RECORDS SUPPLIED:
## START

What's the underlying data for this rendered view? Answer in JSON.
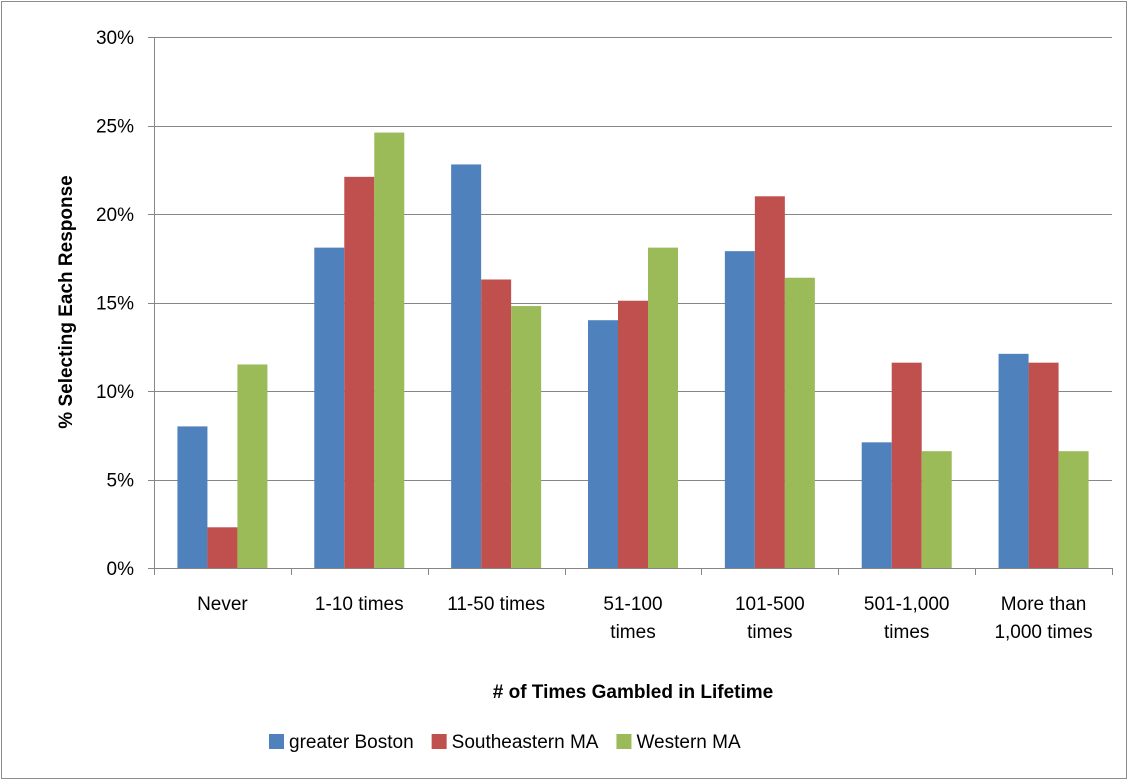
{
  "chart_data": {
    "type": "bar",
    "title": "",
    "xlabel": "# of Times Gambled in Lifetime",
    "ylabel": "% Selecting Each Response",
    "categories": [
      [
        "Never"
      ],
      [
        "1-10 times"
      ],
      [
        "11-50 times"
      ],
      [
        "51-100",
        "times"
      ],
      [
        "101-500",
        "times"
      ],
      [
        "501-1,000",
        "times"
      ],
      [
        "More than",
        "1,000 times"
      ]
    ],
    "series": [
      {
        "name": "greater Boston",
        "color": "#4f81bd",
        "values": [
          8.0,
          18.1,
          22.8,
          14.0,
          17.9,
          7.1,
          12.1
        ]
      },
      {
        "name": "Southeastern MA",
        "color": "#c0504d",
        "values": [
          2.3,
          22.1,
          16.3,
          15.1,
          21.0,
          11.6,
          11.6
        ]
      },
      {
        "name": "Western MA",
        "color": "#9bbb59",
        "values": [
          11.5,
          24.6,
          14.8,
          18.1,
          16.4,
          6.6,
          6.6
        ]
      }
    ],
    "yticks": [
      0,
      5,
      10,
      15,
      20,
      25,
      30
    ],
    "ytick_labels": [
      "0%",
      "5%",
      "10%",
      "15%",
      "20%",
      "25%",
      "30%"
    ],
    "ylim": [
      0,
      30
    ],
    "grid": true,
    "legend_position": "bottom"
  }
}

## END

WHAT TO DO: All of the lines above should be printed exactly, minus the pictures.

EXERCISE RESULT:
What's the underlying data for this rendered view? Answer in JSON.
{
  "chart_data": {
    "type": "bar",
    "title": "",
    "xlabel": "# of Times Gambled in Lifetime",
    "ylabel": "% Selecting Each Response",
    "categories": [
      [
        "Never"
      ],
      [
        "1-10 times"
      ],
      [
        "11-50 times"
      ],
      [
        "51-100",
        "times"
      ],
      [
        "101-500",
        "times"
      ],
      [
        "501-1,000",
        "times"
      ],
      [
        "More than",
        "1,000 times"
      ]
    ],
    "series": [
      {
        "name": "greater Boston",
        "color": "#4f81bd",
        "values": [
          8.0,
          18.1,
          22.8,
          14.0,
          17.9,
          7.1,
          12.1
        ]
      },
      {
        "name": "Southeastern MA",
        "color": "#c0504d",
        "values": [
          2.3,
          22.1,
          16.3,
          15.1,
          21.0,
          11.6,
          11.6
        ]
      },
      {
        "name": "Western MA",
        "color": "#9bbb59",
        "values": [
          11.5,
          24.6,
          14.8,
          18.1,
          16.4,
          6.6,
          6.6
        ]
      }
    ],
    "yticks": [
      0,
      5,
      10,
      15,
      20,
      25,
      30
    ],
    "ytick_labels": [
      "0%",
      "5%",
      "10%",
      "15%",
      "20%",
      "25%",
      "30%"
    ],
    "ylim": [
      0,
      30
    ],
    "grid": true,
    "legend_position": "bottom"
  }
}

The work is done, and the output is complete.